Problem set -
1. Reproduce the summary of the 3D Gaussian tracking paper, everything from "Current video prediction" down to "manipulation and control.".
2. In the summary of the 3D Gaussian tracking paper, which materials did the authors test their method on?
3. Go on with the summary of the 3D Gaussian tracking paper from its last sentence.

Selected extract -
########
Dynamic 3D Gaussian Tracking for Graph-Based Neural Dynamics Modeling
Mingtong Zhang, Kaifeng Zhang, Yunzhu Li
2024-10-28

Summary
This paper introduces a new method for tracking and predicting the movements of objects in videos using advanced 3D modeling techniques, specifically focusing on how robots interact with various objects.
What's the problem?
Current video prediction methods often overlook important 3D information, such as how robots move and how objects change shape during interactions. This lack of consideration limits the effectiveness of these models in real-world robotics applications, where understanding the full dynamics of objects is crucial for tasks like manipulation and control.
What's the solution?
The authors propose a framework that learns object dynamics directly from videos taken from multiple angles (multi-view RGB videos). They use a technique called 3D Gaussian Splatting to create a particle-based model that captures how objects behave when manipulated by robots. This model can predict how objects will move under different conditions and robot actions, allowing for more accurate simulations of object interactions. They tested their method on various deformable materials like ropes and clothes to demonstrate its effectiveness.
Why it matters?
This research is important because it enhances our ability to predict and understand how robots interact with objects in a realistic way. By improving video prediction techniques, this method can lead to better robotic systems that can perform tasks more effectively, making advancements in fields like robotics, automation, and artificial intelligence.
########
Recorded information -

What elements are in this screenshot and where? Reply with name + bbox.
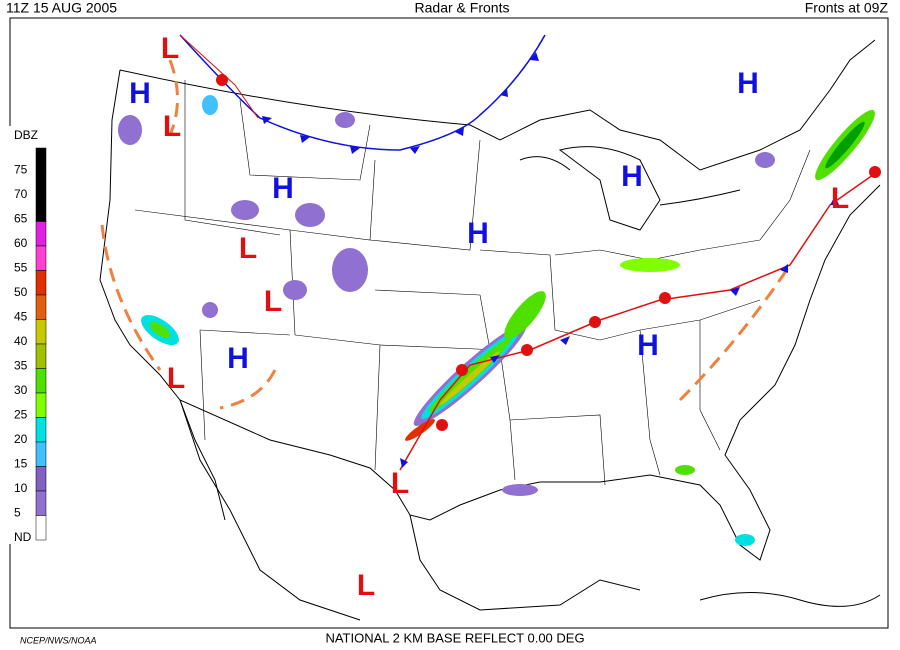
########
Responses in order -
1.
Current video prediction methods often overlook important 3D information, such as how robots move and how objects change shape during interactions. This lack of consideration limits the effectiveness of these models in real-world robotics applications, where understanding the full dynamics of objects is crucial for tasks like manipulation and control.

2. Deformable materials like ropes and clothes.

3.
Abstract
Videos of robots interacting with objects encode rich information about the objects' dynamics. However, existing video prediction approaches typically do not explicitly account for the 3D information from videos, such as robot actions and objects' 3D states, limiting their use in real-world robotic applications. In this work, we introduce a framework to learn object dynamics directly from multi-view RGB videos by explicitly considering the robot's action trajectories and their effects on scene dynamics. We utilize the 3D Gaussian representation of 3D Gaussian Splatting (3DGS) to train a particle-based dynamics model using Graph Neural Networks. This model operates on sparse control particles downsampled from the densely tracked 3D Gaussian reconstructions. By learning the neural dynamics model on offline robot interaction data, our method can predict object motions under varying initial configurations and unseen robot actions. The 3D transformations of Gaussians can be interpolated from the motions of control particles, enabling the rendering of predicted future object states and achieving action-conditioned video prediction. The dynamics model can also be applied to model-based planning frameworks for object manipulation tasks. We conduct experiments on various kinds of deformable materials, including ropes, clothes, and stuffed animals, demonstrating our framework's ability to model complex shapes and dynamics. Our project page is available at https://gs-dynamics.github.io.